» Brief
Write out the material below again, unchanged.

» Dataset

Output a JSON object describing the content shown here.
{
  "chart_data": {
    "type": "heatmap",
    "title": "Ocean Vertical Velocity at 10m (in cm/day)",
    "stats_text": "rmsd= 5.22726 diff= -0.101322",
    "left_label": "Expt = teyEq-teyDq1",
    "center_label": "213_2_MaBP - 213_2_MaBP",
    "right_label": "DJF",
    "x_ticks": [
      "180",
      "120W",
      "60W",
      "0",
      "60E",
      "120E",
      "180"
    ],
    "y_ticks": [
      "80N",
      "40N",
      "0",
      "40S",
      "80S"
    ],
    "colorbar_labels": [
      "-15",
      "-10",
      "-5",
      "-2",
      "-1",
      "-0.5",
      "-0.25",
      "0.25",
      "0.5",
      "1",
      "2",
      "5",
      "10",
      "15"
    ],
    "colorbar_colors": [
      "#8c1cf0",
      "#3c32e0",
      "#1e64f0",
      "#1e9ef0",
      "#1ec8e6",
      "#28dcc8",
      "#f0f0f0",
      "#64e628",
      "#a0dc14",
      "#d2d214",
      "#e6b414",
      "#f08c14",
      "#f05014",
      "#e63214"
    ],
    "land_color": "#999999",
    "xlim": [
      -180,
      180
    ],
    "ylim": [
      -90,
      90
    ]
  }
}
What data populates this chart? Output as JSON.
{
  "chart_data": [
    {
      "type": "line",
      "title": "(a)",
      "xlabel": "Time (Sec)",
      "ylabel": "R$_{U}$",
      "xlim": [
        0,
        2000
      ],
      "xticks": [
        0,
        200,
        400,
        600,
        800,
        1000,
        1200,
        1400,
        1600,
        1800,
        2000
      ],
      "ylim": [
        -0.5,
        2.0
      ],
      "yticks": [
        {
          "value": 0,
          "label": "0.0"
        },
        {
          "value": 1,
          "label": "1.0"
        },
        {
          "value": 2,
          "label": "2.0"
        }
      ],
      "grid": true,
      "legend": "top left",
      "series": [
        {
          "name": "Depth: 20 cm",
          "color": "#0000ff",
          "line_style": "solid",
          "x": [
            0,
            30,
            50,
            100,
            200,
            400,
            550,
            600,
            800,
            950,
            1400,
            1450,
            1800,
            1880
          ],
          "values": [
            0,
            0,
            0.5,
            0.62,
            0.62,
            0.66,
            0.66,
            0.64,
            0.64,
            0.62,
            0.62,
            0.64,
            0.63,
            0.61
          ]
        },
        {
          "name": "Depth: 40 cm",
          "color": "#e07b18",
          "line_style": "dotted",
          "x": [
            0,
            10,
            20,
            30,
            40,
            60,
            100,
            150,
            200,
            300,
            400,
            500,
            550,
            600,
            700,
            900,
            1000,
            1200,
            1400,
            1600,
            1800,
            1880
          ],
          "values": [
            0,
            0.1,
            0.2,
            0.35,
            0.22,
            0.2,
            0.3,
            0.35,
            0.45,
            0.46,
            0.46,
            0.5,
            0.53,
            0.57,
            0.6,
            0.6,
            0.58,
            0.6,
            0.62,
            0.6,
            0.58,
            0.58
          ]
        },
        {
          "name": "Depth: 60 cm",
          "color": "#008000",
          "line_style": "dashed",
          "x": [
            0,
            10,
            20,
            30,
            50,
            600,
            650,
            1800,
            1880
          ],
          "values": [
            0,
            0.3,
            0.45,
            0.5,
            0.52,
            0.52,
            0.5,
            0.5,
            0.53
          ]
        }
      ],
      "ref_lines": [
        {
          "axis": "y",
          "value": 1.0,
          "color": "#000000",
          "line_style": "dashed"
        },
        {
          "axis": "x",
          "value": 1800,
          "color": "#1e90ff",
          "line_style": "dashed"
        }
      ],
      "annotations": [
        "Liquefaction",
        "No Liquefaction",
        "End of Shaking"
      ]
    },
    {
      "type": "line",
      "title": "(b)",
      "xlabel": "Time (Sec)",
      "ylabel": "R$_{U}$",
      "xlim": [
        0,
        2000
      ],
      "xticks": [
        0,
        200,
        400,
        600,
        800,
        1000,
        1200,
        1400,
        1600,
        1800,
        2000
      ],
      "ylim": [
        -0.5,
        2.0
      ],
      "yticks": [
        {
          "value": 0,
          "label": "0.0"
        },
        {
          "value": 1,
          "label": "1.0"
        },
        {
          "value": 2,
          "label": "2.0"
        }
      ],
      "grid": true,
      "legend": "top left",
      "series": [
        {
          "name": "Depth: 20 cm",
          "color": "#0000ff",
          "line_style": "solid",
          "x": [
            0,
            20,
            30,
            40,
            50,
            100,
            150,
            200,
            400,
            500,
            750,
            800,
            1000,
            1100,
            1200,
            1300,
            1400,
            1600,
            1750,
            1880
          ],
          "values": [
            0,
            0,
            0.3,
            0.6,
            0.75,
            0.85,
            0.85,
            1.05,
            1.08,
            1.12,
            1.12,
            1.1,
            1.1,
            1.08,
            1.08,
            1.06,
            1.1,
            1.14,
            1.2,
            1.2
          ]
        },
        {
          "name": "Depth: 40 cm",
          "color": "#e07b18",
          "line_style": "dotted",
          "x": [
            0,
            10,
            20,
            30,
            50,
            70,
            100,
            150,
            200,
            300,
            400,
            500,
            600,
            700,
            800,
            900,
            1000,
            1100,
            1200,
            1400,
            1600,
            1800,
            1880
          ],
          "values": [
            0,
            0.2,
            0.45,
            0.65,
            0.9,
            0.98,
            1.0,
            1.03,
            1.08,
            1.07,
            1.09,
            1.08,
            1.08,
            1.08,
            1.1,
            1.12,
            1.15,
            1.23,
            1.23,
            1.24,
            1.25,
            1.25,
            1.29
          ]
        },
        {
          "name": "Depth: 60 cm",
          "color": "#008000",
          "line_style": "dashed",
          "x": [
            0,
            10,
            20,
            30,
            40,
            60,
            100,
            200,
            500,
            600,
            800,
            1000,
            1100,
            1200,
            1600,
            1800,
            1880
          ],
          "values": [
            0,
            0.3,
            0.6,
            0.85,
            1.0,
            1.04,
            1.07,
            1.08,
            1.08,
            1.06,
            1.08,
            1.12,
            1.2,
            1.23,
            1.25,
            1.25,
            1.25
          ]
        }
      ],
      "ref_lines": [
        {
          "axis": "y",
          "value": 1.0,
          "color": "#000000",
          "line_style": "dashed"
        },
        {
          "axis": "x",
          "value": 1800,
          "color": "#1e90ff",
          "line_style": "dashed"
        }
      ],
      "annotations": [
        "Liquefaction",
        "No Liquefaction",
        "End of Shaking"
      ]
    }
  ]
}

» Full answer
Output a JSON object describing the content shown here.
{
  "chart_data": {
    "type": "heatmap",
    "title": "Ocean Vertical Velocity at 10m (in cm/day)",
    "stats_text": "rmsd= 5.22726 diff= -0.101322",
    "left_label": "Expt = teyEq-teyDq1",
    "center_label": "213_2_MaBP - 213_2_MaBP",
    "right_label": "DJF",
    "x_ticks": [
      "180",
      "120W",
      "60W",
      "0",
      "60E",
      "120E",
      "180"
    ],
    "y_ticks": [
      "80N",
      "40N",
      "0",
      "40S",
      "80S"
    ],
    "colorbar_labels": [
      "-15",
      "-10",
      "-5",
      "-2",
      "-1",
      "-0.5",
      "-0.25",
      "0.25",
      "0.5",
      "1",
      "2",
      "5",
      "10",
      "15"
    ],
    "colorbar_colors": [
      "#8c1cf0",
      "#3c32e0",
      "#1e64f0",
      "#1e9ef0",
      "#1ec8e6",
      "#28dcc8",
      "#f0f0f0",
      "#64e628",
      "#a0dc14",
      "#d2d214",
      "#e6b414",
      "#f08c14",
      "#f05014",
      "#e63214"
    ],
    "land_color": "#999999",
    "xlim": [
      -180,
      180
    ],
    "ylim": [
      -90,
      90
    ]
  }
}
What data populates this chart? Output as JSON.
{
  "chart_data": [
    {
      "type": "line",
      "title": "(a)",
      "xlabel": "Time (Sec)",
      "ylabel": "R$_{U}$",
      "xlim": [
        0,
        2000
      ],
      "xticks": [
        0,
        200,
        400,
        600,
        800,
        1000,
        1200,
        1400,
        1600,
        1800,
        2000
      ],
      "ylim": [
        -0.5,
        2.0
      ],
      "yticks": [
        {
          "value": 0,
          "label": "0.0"
        },
        {
          "value": 1,
          "label": "1.0"
        },
        {
          "value": 2,
          "label": "2.0"
        }
      ],
      "grid": true,
      "legend": "top left",
      "series": [
        {
          "name": "Depth: 20 cm",
          "color": "#0000ff",
          "line_style": "solid",
          "x": [
            0,
            30,
            50,
            100,
            200,
            400,
            550,
            600,
            800,
            950,
            1400,
            1450,
            1800,
            1880
          ],
          "values": [
            0,
            0,
            0.5,
            0.62,
            0.62,
            0.66,
            0.66,
            0.64,
            0.64,
            0.62,
            0.62,
            0.64,
            0.63,
            0.61
          ]
        },
        {
          "name": "Depth: 40 cm",
          "color": "#e07b18",
          "line_style": "dotted",
          "x": [
            0,
            10,
            20,
            30,
            40,
            60,
            100,
            150,
            200,
            300,
            400,
            500,
            550,
            600,
            700,
            900,
            1000,
            1200,
            1400,
            1600,
            1800,
            1880
          ],
          "values": [
            0,
            0.1,
            0.2,
            0.35,
            0.22,
            0.2,
            0.3,
            0.35,
            0.45,
            0.46,
            0.46,
            0.5,
            0.53,
            0.57,
            0.6,
            0.6,
            0.58,
            0.6,
            0.62,
            0.6,
            0.58,
            0.58
          ]
        },
        {
          "name": "Depth: 60 cm",
          "color": "#008000",
          "line_style": "dashed",
          "x": [
            0,
            10,
            20,
            30,
            50,
            600,
            650,
            1800,
            1880
          ],
          "values": [
            0,
            0.3,
            0.45,
            0.5,
            0.52,
            0.52,
            0.5,
            0.5,
            0.53
          ]
        }
      ],
      "ref_lines": [
        {
          "axis": "y",
          "value": 1.0,
          "color": "#000000",
          "line_style": "dashed"
        },
        {
          "axis": "x",
          "value": 1800,
          "color": "#1e90ff",
          "line_style": "dashed"
        }
      ],
      "annotations": [
        "Liquefaction",
        "No Liquefaction",
        "End of Shaking"
      ]
    },
    {
      "type": "line",
      "title": "(b)",
      "xlabel": "Time (Sec)",
      "ylabel": "R$_{U}$",
      "xlim": [
        0,
        2000
      ],
      "xticks": [
        0,
        200,
        400,
        600,
        800,
        1000,
        1200,
        1400,
        1600,
        1800,
        2000
      ],
      "ylim": [
        -0.5,
        2.0
      ],
      "yticks": [
        {
          "value": 0,
          "label": "0.0"
        },
        {
          "value": 1,
          "label": "1.0"
        },
        {
          "value": 2,
          "label": "2.0"
        }
      ],
      "grid": true,
      "legend": "top left",
      "series": [
        {
          "name": "Depth: 20 cm",
          "color": "#0000ff",
          "line_style": "solid",
          "x": [
            0,
            20,
            30,
            40,
            50,
            100,
            150,
            200,
            400,
            500,
            750,
            800,
            1000,
            1100,
            1200,
            1300,
            1400,
            1600,
            1750,
            1880
          ],
          "values": [
            0,
            0,
            0.3,
            0.6,
            0.75,
            0.85,
            0.85,
            1.05,
            1.08,
            1.12,
            1.12,
            1.1,
            1.1,
            1.08,
            1.08,
            1.06,
            1.1,
            1.14,
            1.2,
            1.2
          ]
        },
        {
          "name": "Depth: 40 cm",
          "color": "#e07b18",
          "line_style": "dotted",
          "x": [
            0,
            10,
            20,
            30,
            50,
            70,
            100,
            150,
            200,
            300,
            400,
            500,
            600,
            700,
            800,
            900,
            1000,
            1100,
            1200,
            1400,
            1600,
            1800,
            1880
          ],
          "values": [
            0,
            0.2,
            0.45,
            0.65,
            0.9,
            0.98,
            1.0,
            1.03,
            1.08,
            1.07,
            1.09,
            1.08,
            1.08,
            1.08,
            1.1,
            1.12,
            1.15,
            1.23,
            1.23,
            1.24,
            1.25,
            1.25,
            1.29
          ]
        },
        {
          "name": "Depth: 60 cm",
          "color": "#008000",
          "line_style": "dashed",
          "x": [
            0,
            10,
            20,
            30,
            40,
            60,
            100,
            200,
            500,
            600,
            800,
            1000,
            1100,
            1200,
            1600,
            1800,
            1880
          ],
          "values": [
            0,
            0.3,
            0.6,
            0.85,
            1.0,
            1.04,
            1.07,
            1.08,
            1.08,
            1.06,
            1.08,
            1.12,
            1.2,
            1.23,
            1.25,
            1.25,
            1.25
          ]
        }
      ],
      "ref_lines": [
        {
          "axis": "y",
          "value": 1.0,
          "color": "#000000",
          "line_style": "dashed"
        },
        {
          "axis": "x",
          "value": 1800,
          "color": "#1e90ff",
          "line_style": "dashed"
        }
      ],
      "annotations": [
        "Liquefaction",
        "No Liquefaction",
        "End of Shaking"
      ]
    }
  ]
}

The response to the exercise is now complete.